Task >>
Any picture among the records should be left out, please; retype the rest exactly.

----- Stored data

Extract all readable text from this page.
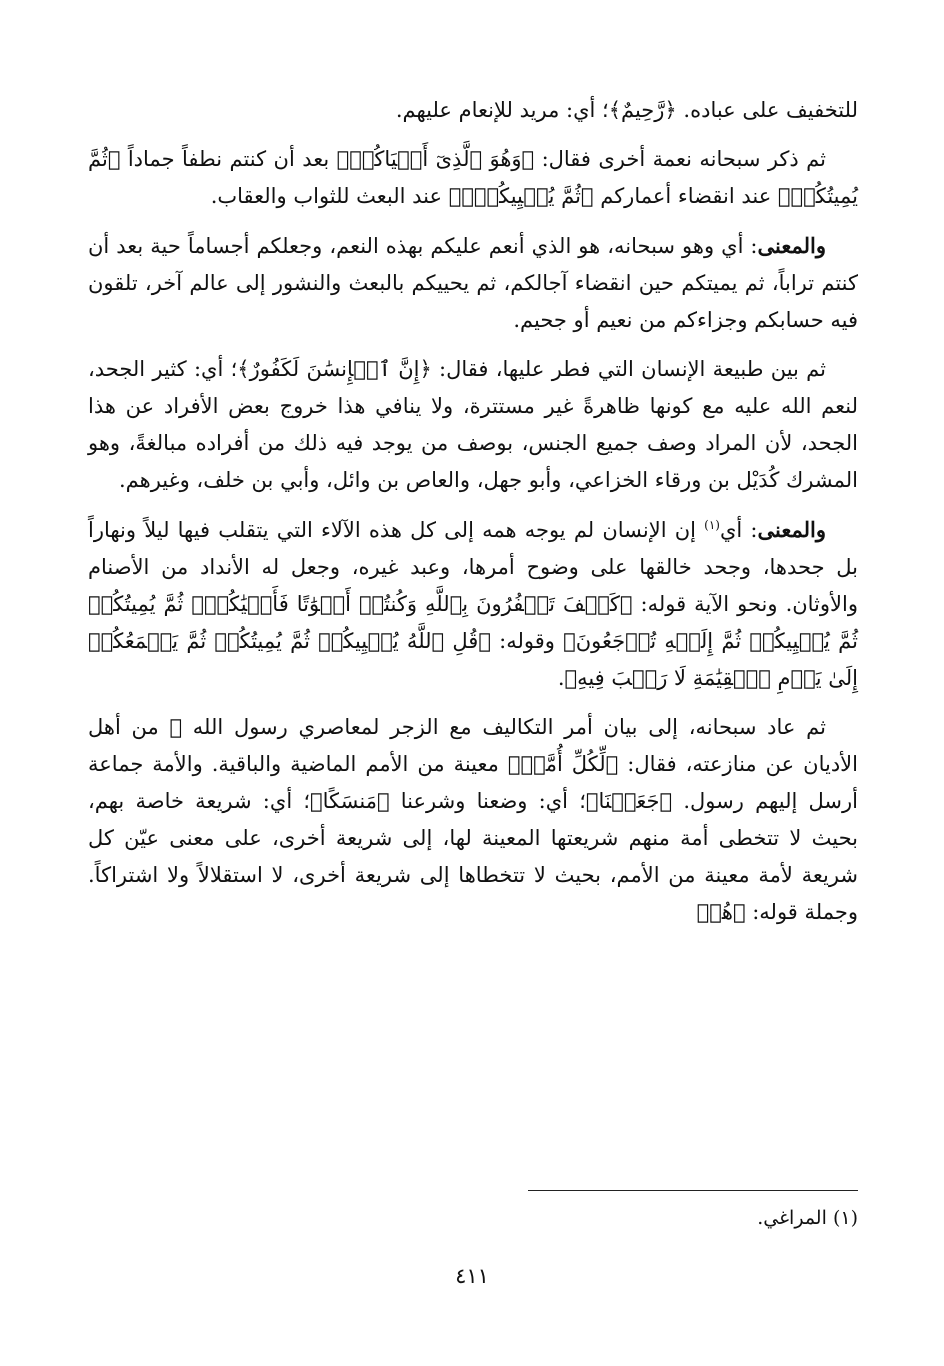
للتخفيف على عباده. ﴿رَّحِيمٌ﴾؛ أي: مريد للإنعام عليهم.

ثم ذكر سبحانه نعمة أخرى فقال: ﴿وَهُوَ ٱلَّذِىٓ أَحۡيَاكُمۡ﴾ بعد أن كنتم نطفاً جماداً ﴿ثُمَّ يُمِيتُكُمۡ﴾ عند انقضاء أعماركم ﴿ثُمَّ يُحۡيِيكُمۡۗ﴾ عند البعث للثواب والعقاب.

والمعنى: أي وهو سبحانه، هو الذي أنعم عليكم بهذه النعم، وجعلكم أجساماً حية بعد أن كنتم تراباً، ثم يميتكم حين انقضاء آجالكم، ثم يحييكم بالبعث والنشور إلى عالم آخر، تلقون فيه حسابكم وجزاءكم من نعيم أو جحيم.

ثم بين طبيعة الإنسان التي فطر عليها، فقال: ﴿إِنَّ ٱلۡإِنسَٰنَ لَكَفُورٌ﴾؛ أي: كثير الجحد، لنعم الله عليه مع كونها ظاهرةً غير مستترة، ولا ينافي هذا خروج بعض الأفراد عن هذا الجحد، لأن المراد وصف جميع الجنس، بوصف من يوجد فيه ذلك من أفراده مبالغةً، وهو المشرك كُدَيْل بن ورقاء الخزاعي، وأبو جهل، والعاص بن وائل، وأبي بن خلف، وغيرهم.

والمعنى: أي$^{(١)}$ إن الإنسان لم يوجه همه إلى كل هذه الآلاء التي يتقلب فيها ليلاً ونهاراً بل جحدها، وجحد خالقها على وضوح أمرها، وعبد غيره، وجعل له الأنداد من الأصنام والأوثان. ونحو الآية قوله: ﴿كَيۡفَ تَكۡفُرُونَ بِٱللَّهِ وَكُنتُمۡ أَمۡوَٰتًا فَأَحۡيَٰكُمۡۖ ثُمَّ يُمِيتُكُمۡ ثُمَّ يُحۡيِيكُمۡ ثُمَّ إِلَيۡهِ تُرۡجَعُونَ﴾ وقوله: ﴿قُلِ ٱللَّهُ يُحۡيِيكُمۡ ثُمَّ يُمِيتُكُمۡ ثُمَّ يَجۡمَعُكُمۡ إِلَىٰ يَوۡمِ ٱلۡقِيَٰمَةِ لَا رَيۡبَ فِيهِ﴾.

ثم عاد سبحانه، إلى بيان أمر التكاليف مع الزجر لمعاصري رسول الله ﷺ من أهل الأديان عن منازعته، فقال: ﴿لِّكُلِّ أُمَّةٖ﴾ معينة من الأمم الماضية والباقية. والأمة جماعة أرسل إليهم رسول. ﴿جَعَلۡنَا﴾؛ أي: وضعنا وشرعنا ﴿مَنسَكًا﴾؛ أي: شريعة خاصة بهم، بحيث لا تتخطى أمة منهم شريعتها المعينة لها، إلى شريعة أخرى، على معنى عيّن كل شريعة لأمة معينة من الأمم، بحيث لا تتخطاها إلى شريعة أخرى، لا استقلالاً ولا اشتراكاً. وجملة قوله: ﴿هُمۡ

(١) المراغي.
٤١١
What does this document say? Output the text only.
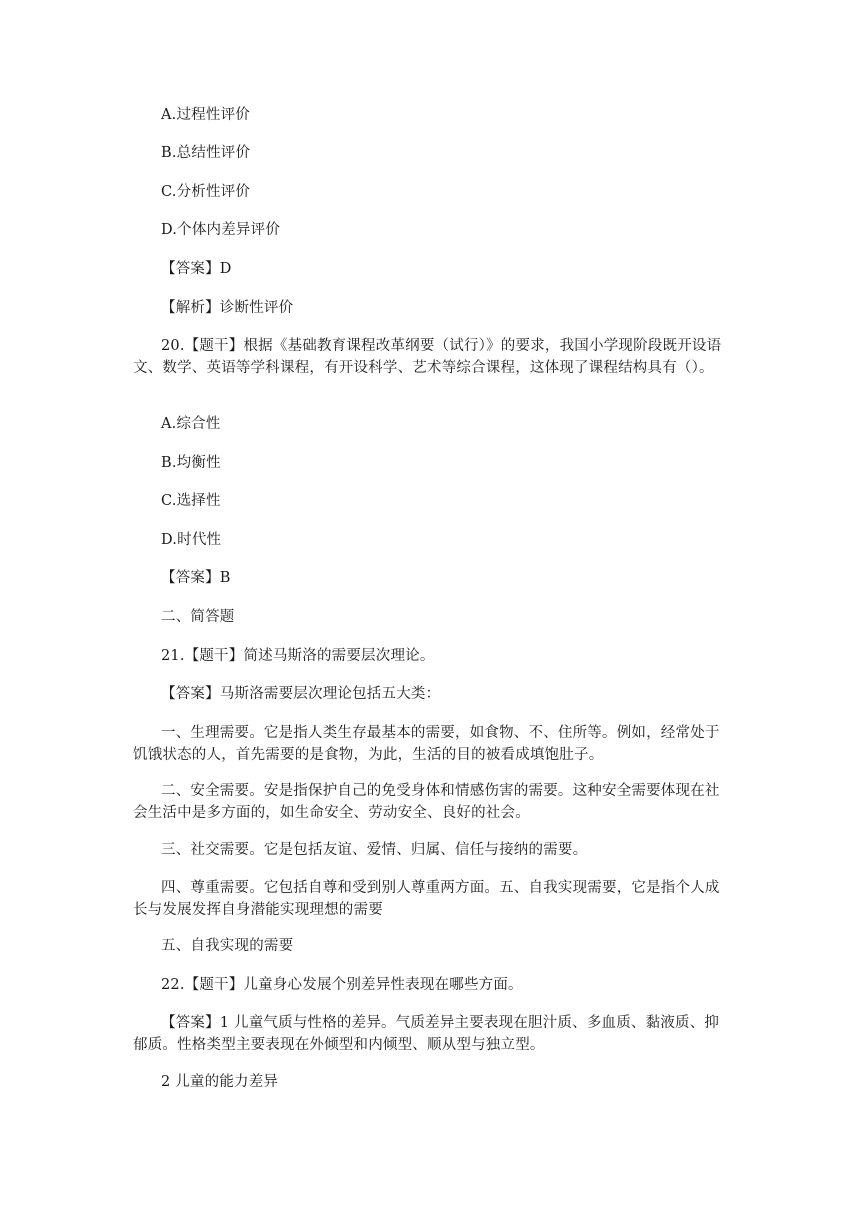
A.过程性评价

B.总结性评价

C.分析性评价

D.个体内差异评价

【答案】D

【解析】诊断性评价

20.【题干】根据《基础教育课程改革纲要（试行）》的要求，我国小学现阶段既开设语文、数学、英语等学科课程，有开设科学、艺术等综合课程，这体现了课程结构具有（）。

A.综合性

B.均衡性

C.选择性

D.时代性

【答案】B

二、简答题

21.【题干】简述马斯洛的需要层次理论。

【答案】马斯洛需要层次理论包括五大类：

一、生理需要。它是指人类生存最基本的需要，如食物、不、住所等。例如，经常处于饥饿状态的人，首先需要的是食物，为此，生活的目的被看成填饱肚子。

二、安全需要。安是指保护自己的免受身体和情感伤害的需要。这种安全需要体现在社会生活中是多方面的，如生命安全、劳动安全、良好的社会。

三、社交需要。它是包括友谊、爱情、归属、信任与接纳的需要。

四、尊重需要。它包括自尊和受到别人尊重两方面。五、自我实现需要，它是指个人成长与发展发挥自身潜能实现理想的需要

五、自我实现的需要

22.【题干】儿童身心发展个别差异性表现在哪些方面。

【答案】1 儿童气质与性格的差异。气质差异主要表现在胆汁质、多血质、黏液质、抑郁质。性格类型主要表现在外倾型和内倾型、顺从型与独立型。

2 儿童的能力差异
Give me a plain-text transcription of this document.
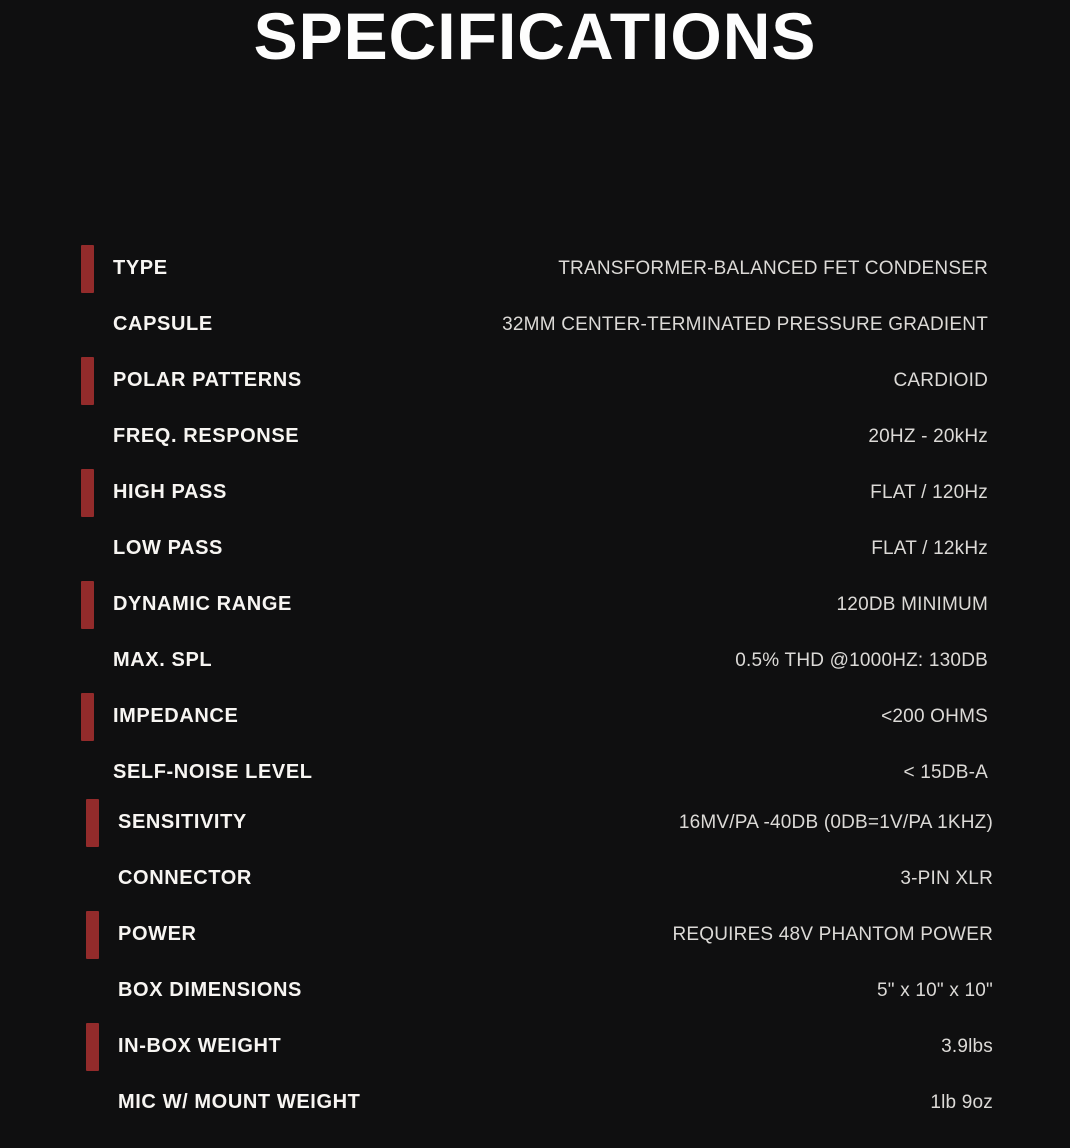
SPECIFICATIONS
TYPE	TRANSFORMER-BALANCED FET CONDENSER
CAPSULE	32MM CENTER-TERMINATED PRESSURE GRADIENT
POLAR PATTERNS	CARDIOID
FREQ. RESPONSE	20HZ - 20kHz
HIGH PASS	FLAT / 120Hz
LOW PASS	FLAT / 12kHz
DYNAMIC RANGE	120DB MINIMUM
MAX. SPL	0.5% THD @1000HZ: 130DB
IMPEDANCE	<200 OHMS
SELF-NOISE LEVEL	< 15DB-A
SENSITIVITY	16MV/PA -40DB (0DB=1V/PA 1KHZ)
CONNECTOR	3-PIN XLR
POWER	REQUIRES 48V PHANTOM POWER
BOX DIMENSIONS	5" x 10" x 10"
IN-BOX WEIGHT	3.9lbs
MIC W/ MOUNT WEIGHT	1lb 9oz
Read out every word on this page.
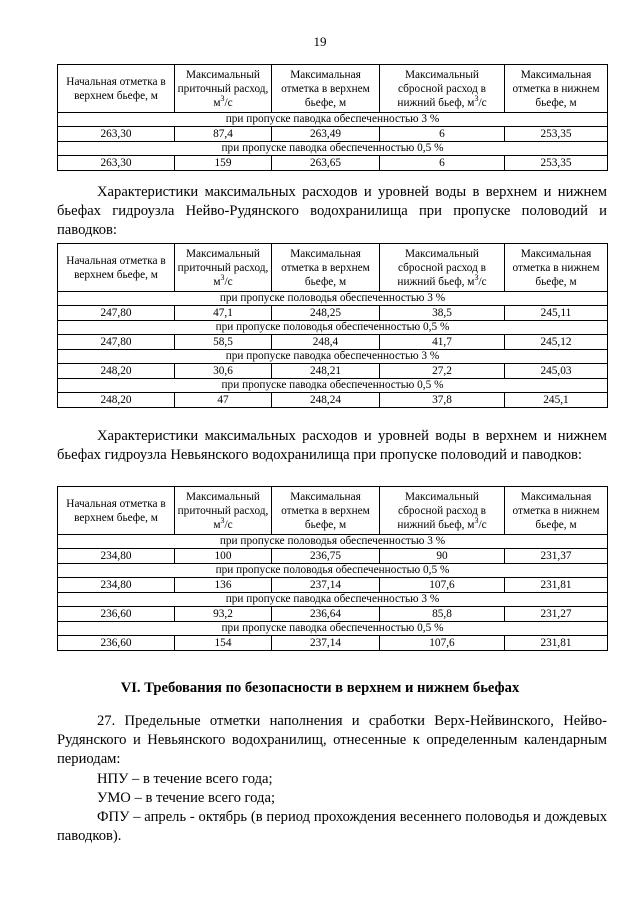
19
Начальная отметка в верхнем бьефе, м	Максимальный приточный расход, $м^3/с$	Максимальная отметка в верхнем бьефе, м	Максимальный сбросной расход в нижний бьеф, $м^3/с$	Максимальная отметка в нижнем бьефе, м
при пропуске паводка обеспеченностью 3 %				
263,30	87,4	263,49	6	253,35
при пропуске паводка обеспеченностью 0,5 %				
263,30	159	263,65	6	253,35

Характеристики максимальных расходов и уровней воды в верхнем и нижнем бьефах гидроузла Нейво-Рудянского водохранилища при пропуске половодий и паводков:

Начальная отметка в верхнем бьефе, м	Максимальный приточный расход, $м^3/с$	Максимальная отметка в верхнем бьефе, м	Максимальный сбросной расход в нижний бьеф, $м^3/с$	Максимальная отметка в нижнем бьефе, м
при пропуске половодья обеспеченностью 3 %				
247,80	47,1	248,25	38,5	245,11
при пропуске половодья обеспеченностью 0,5 %				
247,80	58,5	248,4	41,7	245,12
при пропуске паводка обеспеченностью 3 %				
248,20	30,6	248,21	27,2	245,03
при пропуске паводка обеспеченностью 0,5 %				
248,20	47	248,24	37,8	245,1

Характеристики максимальных расходов и уровней воды в верхнем и нижнем бьефах гидроузла Невьянского водохранилища при пропуске половодий и паводков:

Начальная отметка в верхнем бьефе, м	Максимальный приточный расход, $м^3/с$	Максимальная отметка в верхнем бьефе, м	Максимальный сбросной расход в нижний бьеф, $м^3/с$	Максимальная отметка в нижнем бьефе, м
при пропуске половодья обеспеченностью 3 %				
234,80	100	236,75	90	231,37
при пропуске половодья обеспеченностью 0,5 %				
234,80	136	237,14	107,6	231,81
при пропуске паводка обеспеченностью 3 %				
236,60	93,2	236,64	85,8	231,27
при пропуске паводка обеспеченностью 0,5 %				
236,60	154	237,14	107,6	231,81
VI. Требования по безопасности в верхнем и нижнем бьефах

27. Предельные отметки наполнения и сработки Верх-Нейвинского, Нейво-Рудянского и Невьянского водохранилищ, отнесенные к определенным календарным периодам:

НПУ – в течение всего года;

УМО – в течение всего года;

ФПУ – апрель - октябрь (в период прохождения весеннего половодья и дождевых паводков).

----------

Correct result >>
Extract all readable text from this page.
للتخفيف على عباده. ﴿رَّحِيمٌ﴾؛ أي: مريد للإنعام عليهم.

ثم ذكر سبحانه نعمة أخرى فقال: ﴿وَهُوَ ٱلَّذِىٓ أَحۡيَاكُمۡ﴾ بعد أن كنتم نطفاً جماداً ﴿ثُمَّ يُمِيتُكُمۡ﴾ عند انقضاء أعماركم ﴿ثُمَّ يُحۡيِيكُمۡۗ﴾ عند البعث للثواب والعقاب.

والمعنى: أي وهو سبحانه، هو الذي أنعم عليكم بهذه النعم، وجعلكم أجساماً حية بعد أن كنتم تراباً، ثم يميتكم حين انقضاء آجالكم، ثم يحييكم بالبعث والنشور إلى عالم آخر، تلقون فيه حسابكم وجزاءكم من نعيم أو جحيم.

ثم بين طبيعة الإنسان التي فطر عليها، فقال: ﴿إِنَّ ٱلۡإِنسَٰنَ لَكَفُورٌ﴾؛ أي: كثير الجحد، لنعم الله عليه مع كونها ظاهرةً غير مستترة، ولا ينافي هذا خروج بعض الأفراد عن هذا الجحد، لأن المراد وصف جميع الجنس، بوصف من يوجد فيه ذلك من أفراده مبالغةً، وهو المشرك كُدَيْل بن ورقاء الخزاعي، وأبو جهل، والعاص بن وائل، وأبي بن خلف، وغيرهم.

والمعنى: أي$^{(١)}$ إن الإنسان لم يوجه همه إلى كل هذه الآلاء التي يتقلب فيها ليلاً ونهاراً بل جحدها، وجحد خالقها على وضوح أمرها، وعبد غيره، وجعل له الأنداد من الأصنام والأوثان. ونحو الآية قوله: ﴿كَيۡفَ تَكۡفُرُونَ بِٱللَّهِ وَكُنتُمۡ أَمۡوَٰتًا فَأَحۡيَٰكُمۡۖ ثُمَّ يُمِيتُكُمۡ ثُمَّ يُحۡيِيكُمۡ ثُمَّ إِلَيۡهِ تُرۡجَعُونَ﴾ وقوله: ﴿قُلِ ٱللَّهُ يُحۡيِيكُمۡ ثُمَّ يُمِيتُكُمۡ ثُمَّ يَجۡمَعُكُمۡ إِلَىٰ يَوۡمِ ٱلۡقِيَٰمَةِ لَا رَيۡبَ فِيهِ﴾.

ثم عاد سبحانه، إلى بيان أمر التكاليف مع الزجر لمعاصري رسول الله ﷺ من أهل الأديان عن منازعته، فقال: ﴿لِّكُلِّ أُمَّةٖ﴾ معينة من الأمم الماضية والباقية. والأمة جماعة أرسل إليهم رسول. ﴿جَعَلۡنَا﴾؛ أي: وضعنا وشرعنا ﴿مَنسَكًا﴾؛ أي: شريعة خاصة بهم، بحيث لا تتخطى أمة منهم شريعتها المعينة لها، إلى شريعة أخرى، على معنى عيّن كل شريعة لأمة معينة من الأمم، بحيث لا تتخطاها إلى شريعة أخرى، لا استقلالاً ولا اشتراكاً. وجملة قوله: ﴿هُمۡ

(١) المراغي.
٤١١
What does this document say? Output the text only.
A.过程性评价

B.总结性评价

C.分析性评价

D.个体内差异评价

【答案】D

【解析】诊断性评价

20.【题干】根据《基础教育课程改革纲要（试行）》的要求，我国小学现阶段既开设语文、数学、英语等学科课程，有开设科学、艺术等综合课程，这体现了课程结构具有（）。

A.综合性

B.均衡性

C.选择性

D.时代性

【答案】B

二、简答题

21.【题干】简述马斯洛的需要层次理论。

【答案】马斯洛需要层次理论包括五大类：

一、生理需要。它是指人类生存最基本的需要，如食物、不、住所等。例如，经常处于饥饿状态的人，首先需要的是食物，为此，生活的目的被看成填饱肚子。

二、安全需要。安是指保护自己的免受身体和情感伤害的需要。这种安全需要体现在社会生活中是多方面的，如生命安全、劳动安全、良好的社会。

三、社交需要。它是包括友谊、爱情、归属、信任与接纳的需要。

四、尊重需要。它包括自尊和受到别人尊重两方面。五、自我实现需要，它是指个人成长与发展发挥自身潜能实现理想的需要

五、自我实现的需要

22.【题干】儿童身心发展个别差异性表现在哪些方面。

【答案】1 儿童气质与性格的差异。气质差异主要表现在胆汁质、多血质、黏液质、抑郁质。性格类型主要表现在外倾型和内倾型、顺从型与独立型。

2 儿童的能力差异
Give me a plain-text transcription of this document.
SPECIFICATIONS
TYPE	TRANSFORMER-BALANCED FET CONDENSER
CAPSULE	32MM CENTER-TERMINATED PRESSURE GRADIENT
POLAR PATTERNS	CARDIOID
FREQ. RESPONSE	20HZ - 20kHz
HIGH PASS	FLAT / 120Hz
LOW PASS	FLAT / 12kHz
DYNAMIC RANGE	120DB MINIMUM
MAX. SPL	0.5% THD @1000HZ: 130DB
IMPEDANCE	<200 OHMS
SELF-NOISE LEVEL	< 15DB-A
SENSITIVITY	16MV/PA -40DB (0DB=1V/PA 1KHZ)
CONNECTOR	3-PIN XLR
POWER	REQUIRES 48V PHANTOM POWER
BOX DIMENSIONS	5" x 10" x 10"
IN-BOX WEIGHT	3.9lbs
MIC W/ MOUNT WEIGHT	1lb 9oz
Read out every word on this page.
19
Начальная отметка в верхнем бьефе, м	Максимальный приточный расход, $м^3/с$	Максимальная отметка в верхнем бьефе, м	Максимальный сбросной расход в нижний бьеф, $м^3/с$	Максимальная отметка в нижнем бьефе, м
при пропуске паводка обеспеченностью 3 %				
263,30	87,4	263,49	6	253,35
при пропуске паводка обеспеченностью 0,5 %				
263,30	159	263,65	6	253,35

Характеристики максимальных расходов и уровней воды в верхнем и нижнем бьефах гидроузла Нейво-Рудянского водохранилища при пропуске половодий и паводков:

Начальная отметка в верхнем бьефе, м	Максимальный приточный расход, $м^3/с$	Максимальная отметка в верхнем бьефе, м	Максимальный сбросной расход в нижний бьеф, $м^3/с$	Максимальная отметка в нижнем бьефе, м
при пропуске половодья обеспеченностью 3 %				
247,80	47,1	248,25	38,5	245,11
при пропуске половодья обеспеченностью 0,5 %				
247,80	58,5	248,4	41,7	245,12
при пропуске паводка обеспеченностью 3 %				
248,20	30,6	248,21	27,2	245,03
при пропуске паводка обеспеченностью 0,5 %				
248,20	47	248,24	37,8	245,1

Характеристики максимальных расходов и уровней воды в верхнем и нижнем бьефах гидроузла Невьянского водохранилища при пропуске половодий и паводков:

Начальная отметка в верхнем бьефе, м	Максимальный приточный расход, $м^3/с$	Максимальная отметка в верхнем бьефе, м	Максимальный сбросной расход в нижний бьеф, $м^3/с$	Максимальная отметка в нижнем бьефе, м
при пропуске половодья обеспеченностью 3 %				
234,80	100	236,75	90	231,37
при пропуске половодья обеспеченностью 0,5 %				
234,80	136	237,14	107,6	231,81
при пропуске паводка обеспеченностью 3 %				
236,60	93,2	236,64	85,8	231,27
при пропуске паводка обеспеченностью 0,5 %				
236,60	154	237,14	107,6	231,81
VI. Требования по безопасности в верхнем и нижнем бьефах

27. Предельные отметки наполнения и сработки Верх-Нейвинского, Нейво-Рудянского и Невьянского водохранилищ, отнесенные к определенным календарным периодам:

НПУ – в течение всего года;

УМО – в течение всего года;

ФПУ – апрель - октябрь (в период прохождения весеннего половодья и дождевых паводков).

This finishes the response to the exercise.